▶ [REQUEST]: Search the data below for "text"; list each line that holds it.

PROVIDED MATERIAL start

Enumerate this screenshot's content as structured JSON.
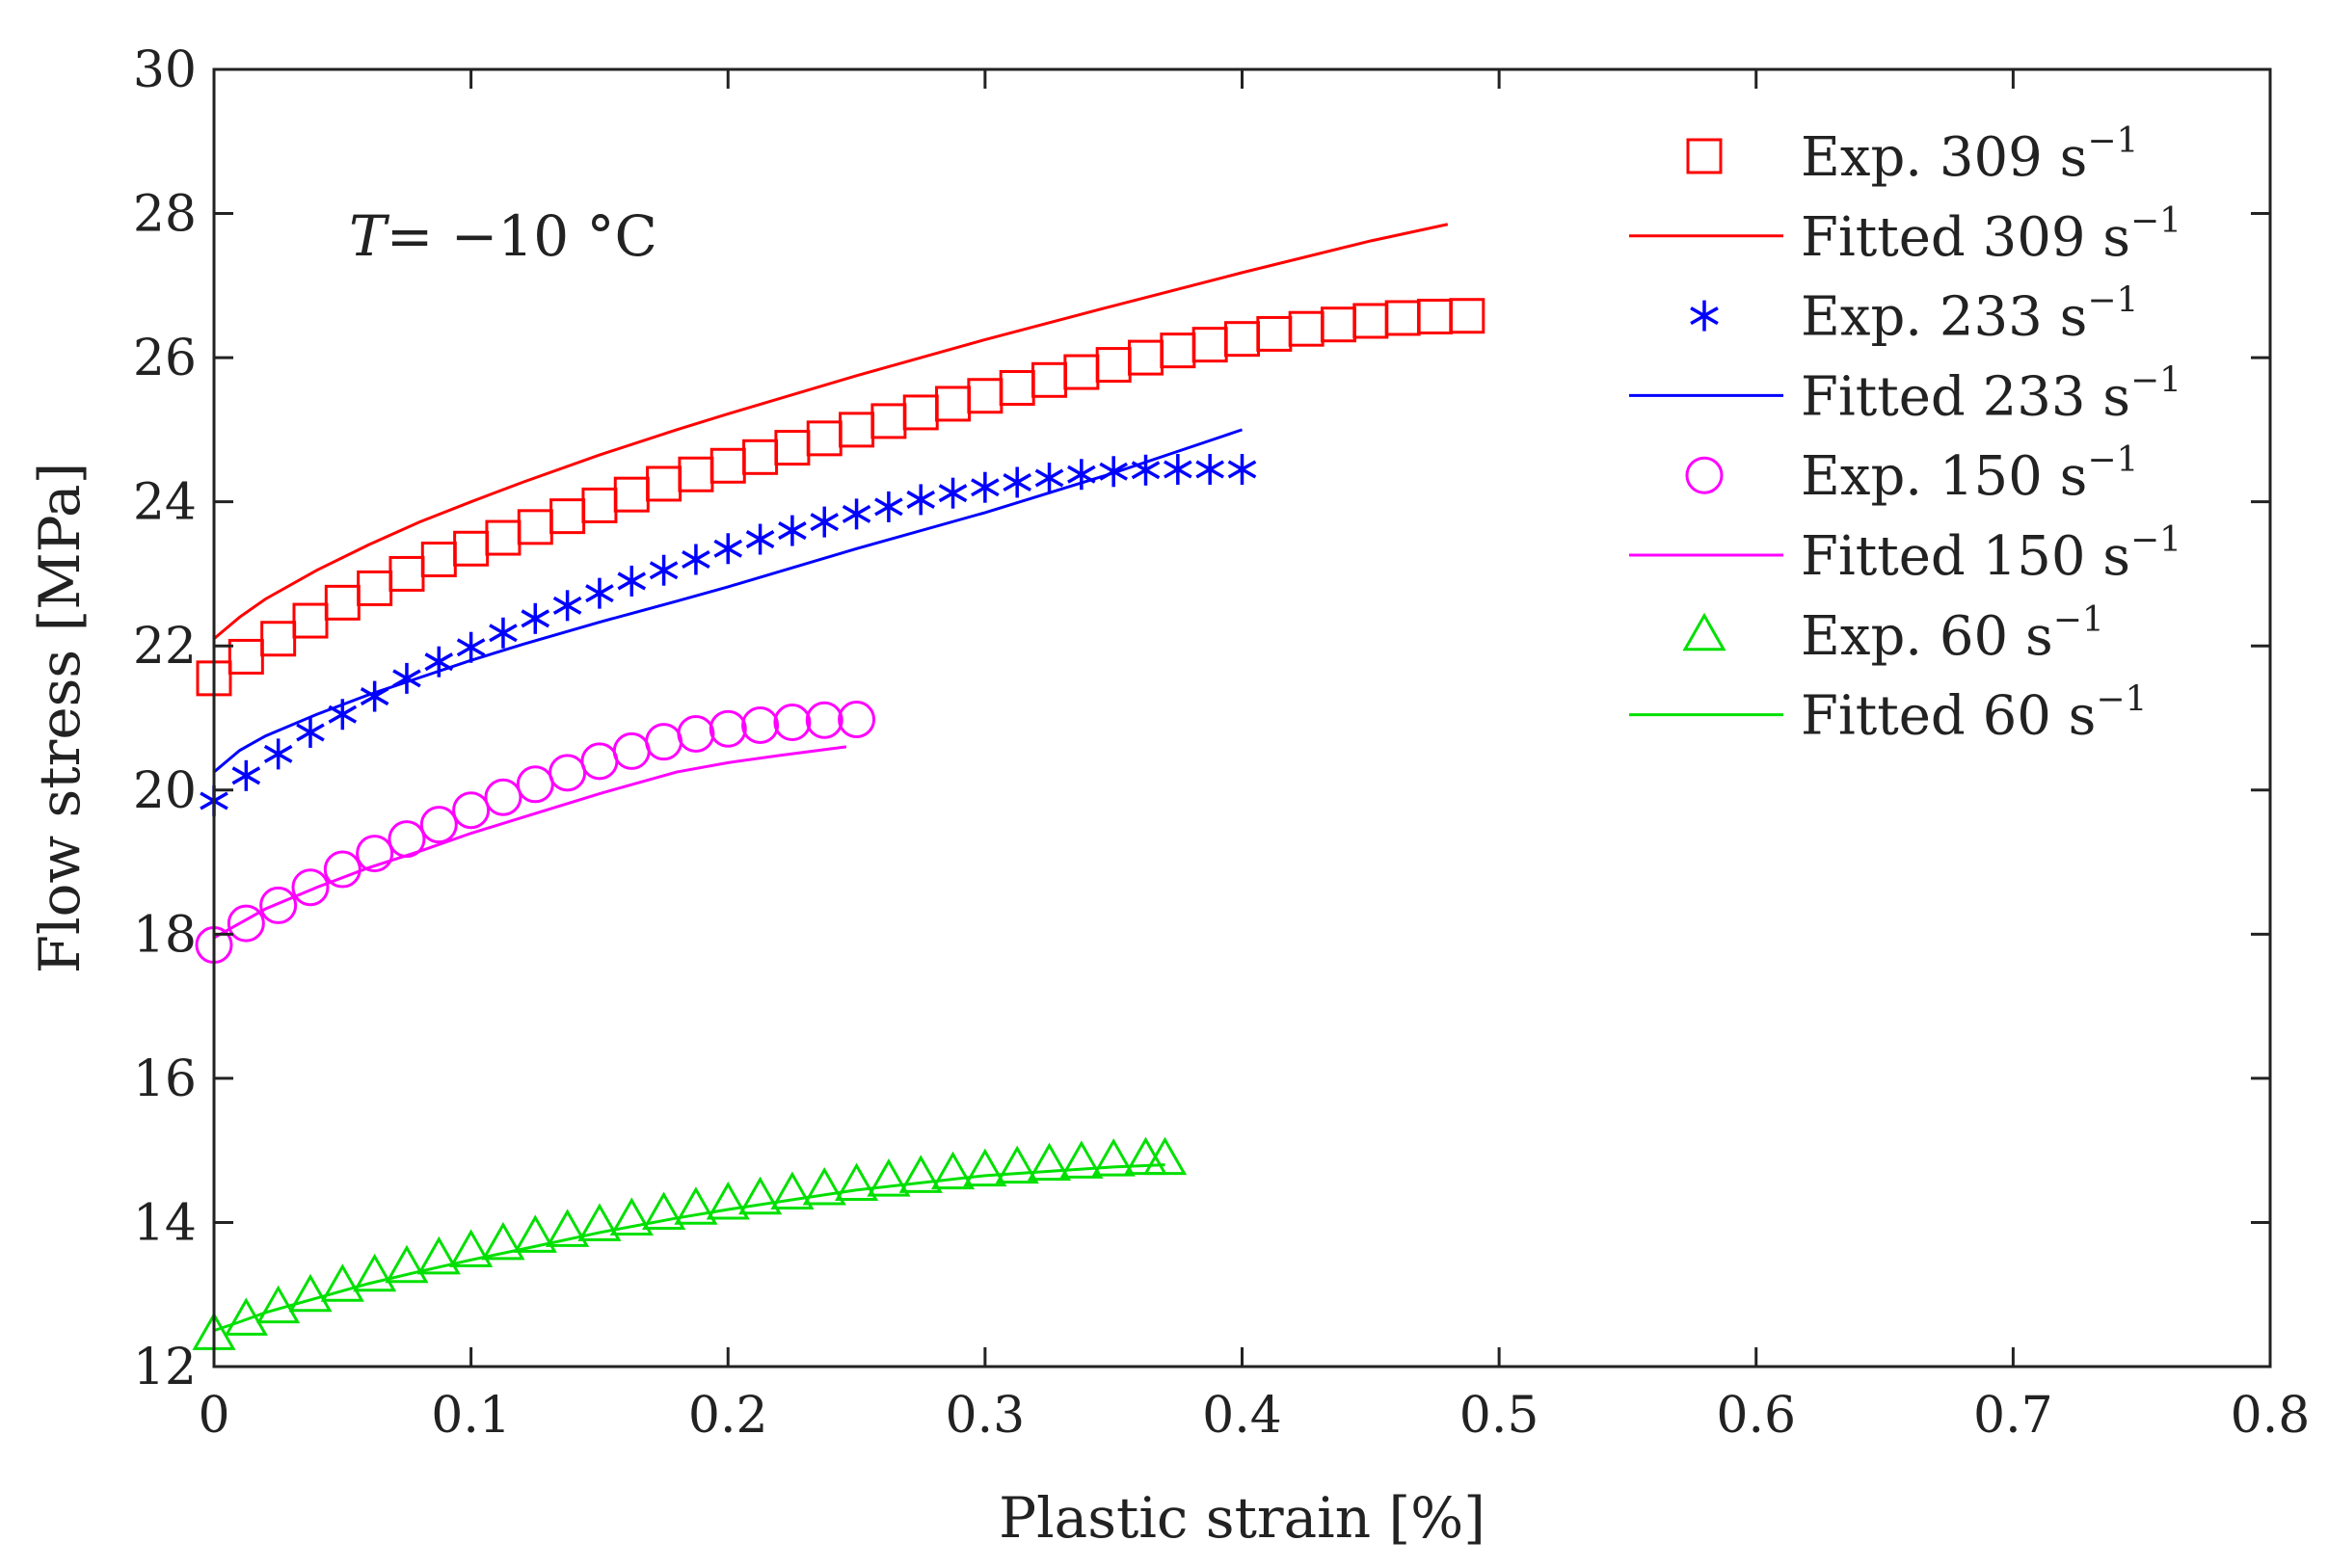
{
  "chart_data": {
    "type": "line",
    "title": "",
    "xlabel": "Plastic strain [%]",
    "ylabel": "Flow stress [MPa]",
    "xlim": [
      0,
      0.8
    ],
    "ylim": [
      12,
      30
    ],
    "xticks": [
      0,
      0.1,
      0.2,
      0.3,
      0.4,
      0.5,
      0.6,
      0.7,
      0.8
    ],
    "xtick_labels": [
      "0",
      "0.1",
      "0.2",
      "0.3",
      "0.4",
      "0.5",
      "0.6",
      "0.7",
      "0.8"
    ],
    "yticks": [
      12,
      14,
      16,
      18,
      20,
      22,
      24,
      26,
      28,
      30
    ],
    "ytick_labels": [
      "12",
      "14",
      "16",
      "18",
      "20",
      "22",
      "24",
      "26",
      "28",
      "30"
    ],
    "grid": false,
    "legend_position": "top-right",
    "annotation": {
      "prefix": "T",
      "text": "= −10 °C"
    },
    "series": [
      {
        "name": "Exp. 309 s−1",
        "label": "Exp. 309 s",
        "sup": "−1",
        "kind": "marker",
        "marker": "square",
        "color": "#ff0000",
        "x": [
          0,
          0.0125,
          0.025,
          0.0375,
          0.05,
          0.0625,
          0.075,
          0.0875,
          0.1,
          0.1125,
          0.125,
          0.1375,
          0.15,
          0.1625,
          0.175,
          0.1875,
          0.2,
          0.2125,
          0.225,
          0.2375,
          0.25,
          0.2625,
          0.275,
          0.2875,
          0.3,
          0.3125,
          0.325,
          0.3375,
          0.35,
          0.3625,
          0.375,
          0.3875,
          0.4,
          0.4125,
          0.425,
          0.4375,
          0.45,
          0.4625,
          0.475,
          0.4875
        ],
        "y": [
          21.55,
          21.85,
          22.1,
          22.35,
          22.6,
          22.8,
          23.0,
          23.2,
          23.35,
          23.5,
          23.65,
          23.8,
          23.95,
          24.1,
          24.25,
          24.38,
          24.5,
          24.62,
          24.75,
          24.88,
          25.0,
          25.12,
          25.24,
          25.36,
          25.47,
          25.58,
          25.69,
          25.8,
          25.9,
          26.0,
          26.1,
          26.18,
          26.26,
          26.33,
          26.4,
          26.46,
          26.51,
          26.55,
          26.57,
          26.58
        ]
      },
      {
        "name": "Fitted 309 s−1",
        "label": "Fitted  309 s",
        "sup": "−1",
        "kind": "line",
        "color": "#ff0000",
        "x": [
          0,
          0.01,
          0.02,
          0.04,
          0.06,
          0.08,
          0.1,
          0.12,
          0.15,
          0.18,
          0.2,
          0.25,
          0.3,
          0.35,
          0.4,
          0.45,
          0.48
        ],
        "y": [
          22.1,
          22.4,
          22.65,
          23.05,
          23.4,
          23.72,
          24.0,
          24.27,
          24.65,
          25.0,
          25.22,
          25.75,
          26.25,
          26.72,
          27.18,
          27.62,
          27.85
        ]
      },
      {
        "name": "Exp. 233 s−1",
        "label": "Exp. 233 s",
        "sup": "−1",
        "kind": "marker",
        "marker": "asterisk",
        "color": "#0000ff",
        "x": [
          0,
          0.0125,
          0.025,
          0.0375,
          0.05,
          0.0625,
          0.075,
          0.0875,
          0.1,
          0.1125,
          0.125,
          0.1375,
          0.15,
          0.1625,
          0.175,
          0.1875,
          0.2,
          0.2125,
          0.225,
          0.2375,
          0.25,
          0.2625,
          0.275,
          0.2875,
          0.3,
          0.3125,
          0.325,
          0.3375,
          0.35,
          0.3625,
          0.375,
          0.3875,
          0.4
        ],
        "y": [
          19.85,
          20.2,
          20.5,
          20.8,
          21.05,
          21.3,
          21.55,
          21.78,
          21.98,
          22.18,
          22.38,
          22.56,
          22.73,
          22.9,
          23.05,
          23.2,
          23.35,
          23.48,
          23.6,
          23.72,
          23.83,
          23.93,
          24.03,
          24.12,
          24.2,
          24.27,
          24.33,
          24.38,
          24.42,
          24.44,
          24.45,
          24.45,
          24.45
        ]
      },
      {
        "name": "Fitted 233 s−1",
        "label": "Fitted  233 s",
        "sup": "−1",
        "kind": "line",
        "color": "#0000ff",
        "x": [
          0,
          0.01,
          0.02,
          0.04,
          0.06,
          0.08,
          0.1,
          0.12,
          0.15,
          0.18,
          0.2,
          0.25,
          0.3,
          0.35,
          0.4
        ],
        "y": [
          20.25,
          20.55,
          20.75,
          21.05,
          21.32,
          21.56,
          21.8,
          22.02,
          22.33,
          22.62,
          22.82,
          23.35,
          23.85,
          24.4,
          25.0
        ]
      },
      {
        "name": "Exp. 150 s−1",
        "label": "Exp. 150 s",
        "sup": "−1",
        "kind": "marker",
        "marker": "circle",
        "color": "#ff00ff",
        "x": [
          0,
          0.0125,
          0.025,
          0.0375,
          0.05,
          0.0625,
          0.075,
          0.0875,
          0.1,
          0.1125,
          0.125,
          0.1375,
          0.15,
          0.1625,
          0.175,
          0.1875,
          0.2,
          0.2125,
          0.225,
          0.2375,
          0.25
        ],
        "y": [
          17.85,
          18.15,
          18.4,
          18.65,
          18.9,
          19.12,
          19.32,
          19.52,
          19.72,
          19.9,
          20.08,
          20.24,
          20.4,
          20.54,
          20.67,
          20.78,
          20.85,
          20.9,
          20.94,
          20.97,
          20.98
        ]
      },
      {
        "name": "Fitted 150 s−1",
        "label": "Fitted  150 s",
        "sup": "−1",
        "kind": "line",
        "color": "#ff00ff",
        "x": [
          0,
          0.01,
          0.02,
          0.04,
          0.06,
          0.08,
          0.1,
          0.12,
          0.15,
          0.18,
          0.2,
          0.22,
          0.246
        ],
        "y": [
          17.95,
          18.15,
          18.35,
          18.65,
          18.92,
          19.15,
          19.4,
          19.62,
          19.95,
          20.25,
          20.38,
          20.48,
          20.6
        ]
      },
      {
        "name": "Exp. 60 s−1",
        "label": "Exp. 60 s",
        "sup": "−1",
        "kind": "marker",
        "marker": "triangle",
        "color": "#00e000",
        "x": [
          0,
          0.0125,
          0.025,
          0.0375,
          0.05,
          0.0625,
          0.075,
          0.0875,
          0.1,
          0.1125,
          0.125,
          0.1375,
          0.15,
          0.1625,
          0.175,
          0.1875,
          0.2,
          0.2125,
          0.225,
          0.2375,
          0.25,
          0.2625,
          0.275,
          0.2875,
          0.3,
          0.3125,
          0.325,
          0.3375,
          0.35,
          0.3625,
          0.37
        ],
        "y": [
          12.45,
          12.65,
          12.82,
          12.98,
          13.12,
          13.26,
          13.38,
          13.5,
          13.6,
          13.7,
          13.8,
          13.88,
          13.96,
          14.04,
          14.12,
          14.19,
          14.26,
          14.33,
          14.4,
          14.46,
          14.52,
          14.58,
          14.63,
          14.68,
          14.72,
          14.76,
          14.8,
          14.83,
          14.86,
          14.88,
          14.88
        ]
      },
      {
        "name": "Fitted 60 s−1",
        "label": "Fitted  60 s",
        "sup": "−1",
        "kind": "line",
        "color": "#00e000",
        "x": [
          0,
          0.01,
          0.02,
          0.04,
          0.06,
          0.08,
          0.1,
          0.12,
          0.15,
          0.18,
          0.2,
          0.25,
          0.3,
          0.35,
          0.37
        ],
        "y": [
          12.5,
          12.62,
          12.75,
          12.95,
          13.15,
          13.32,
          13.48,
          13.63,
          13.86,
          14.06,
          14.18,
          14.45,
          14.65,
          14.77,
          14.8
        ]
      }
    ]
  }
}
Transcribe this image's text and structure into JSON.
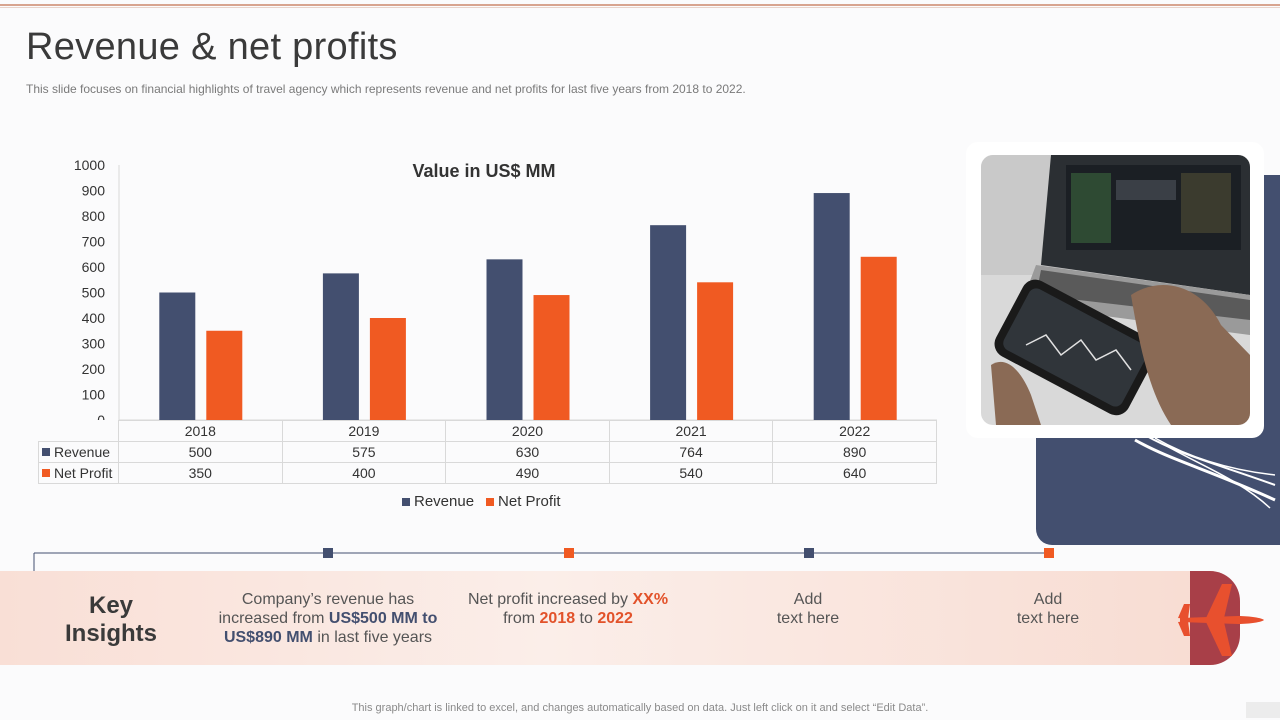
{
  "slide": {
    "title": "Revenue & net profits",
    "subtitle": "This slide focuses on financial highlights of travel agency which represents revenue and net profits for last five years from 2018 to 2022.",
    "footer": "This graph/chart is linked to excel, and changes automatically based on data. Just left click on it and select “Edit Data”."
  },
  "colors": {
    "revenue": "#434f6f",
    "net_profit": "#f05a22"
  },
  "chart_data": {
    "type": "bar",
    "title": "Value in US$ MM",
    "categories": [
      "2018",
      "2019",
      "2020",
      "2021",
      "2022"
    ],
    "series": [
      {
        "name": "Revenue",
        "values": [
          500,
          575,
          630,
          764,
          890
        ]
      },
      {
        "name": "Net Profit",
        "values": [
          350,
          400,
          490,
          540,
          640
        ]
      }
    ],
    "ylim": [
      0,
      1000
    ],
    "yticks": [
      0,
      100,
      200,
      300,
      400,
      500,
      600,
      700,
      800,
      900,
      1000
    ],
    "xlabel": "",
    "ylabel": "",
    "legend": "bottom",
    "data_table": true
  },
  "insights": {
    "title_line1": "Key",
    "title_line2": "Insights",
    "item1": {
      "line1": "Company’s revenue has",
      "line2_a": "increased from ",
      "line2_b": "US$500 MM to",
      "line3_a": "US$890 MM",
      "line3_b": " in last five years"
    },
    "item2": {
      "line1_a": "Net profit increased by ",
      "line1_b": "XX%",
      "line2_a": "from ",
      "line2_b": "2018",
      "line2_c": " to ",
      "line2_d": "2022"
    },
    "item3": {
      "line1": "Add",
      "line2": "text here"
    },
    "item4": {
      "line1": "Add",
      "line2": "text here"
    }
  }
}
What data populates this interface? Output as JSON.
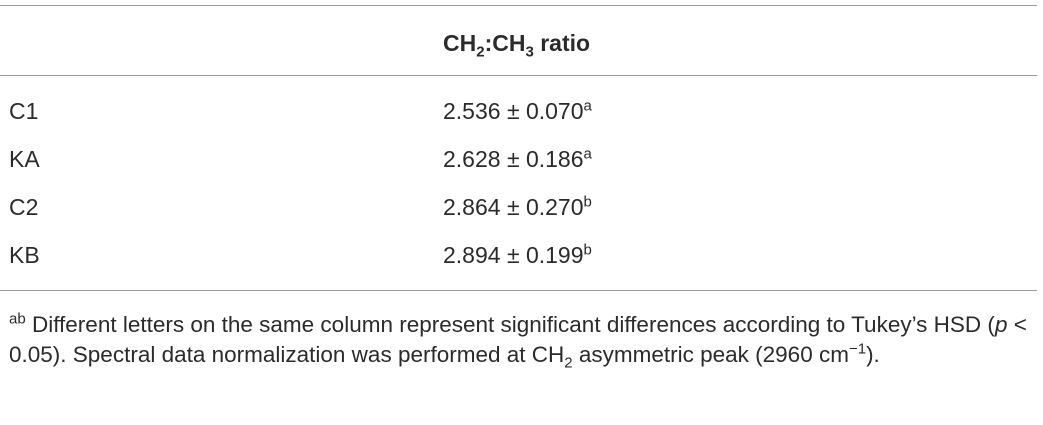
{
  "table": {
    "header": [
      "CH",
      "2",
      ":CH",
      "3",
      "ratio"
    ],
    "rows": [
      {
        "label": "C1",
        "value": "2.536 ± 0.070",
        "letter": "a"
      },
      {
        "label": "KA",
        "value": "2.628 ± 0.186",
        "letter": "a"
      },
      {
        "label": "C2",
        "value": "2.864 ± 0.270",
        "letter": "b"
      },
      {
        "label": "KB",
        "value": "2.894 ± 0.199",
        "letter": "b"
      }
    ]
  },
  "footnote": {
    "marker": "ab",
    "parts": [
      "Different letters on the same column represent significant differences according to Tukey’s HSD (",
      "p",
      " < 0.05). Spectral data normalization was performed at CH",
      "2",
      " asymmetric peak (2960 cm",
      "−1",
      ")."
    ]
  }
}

PROVIDED MATERIAL end

▶ [ANSWER TO THE TASK]:
      "text": "= −10 °C"
Transcribe this image's text and structure into JSON.
      "line2": "text here"
      "line2": "text here"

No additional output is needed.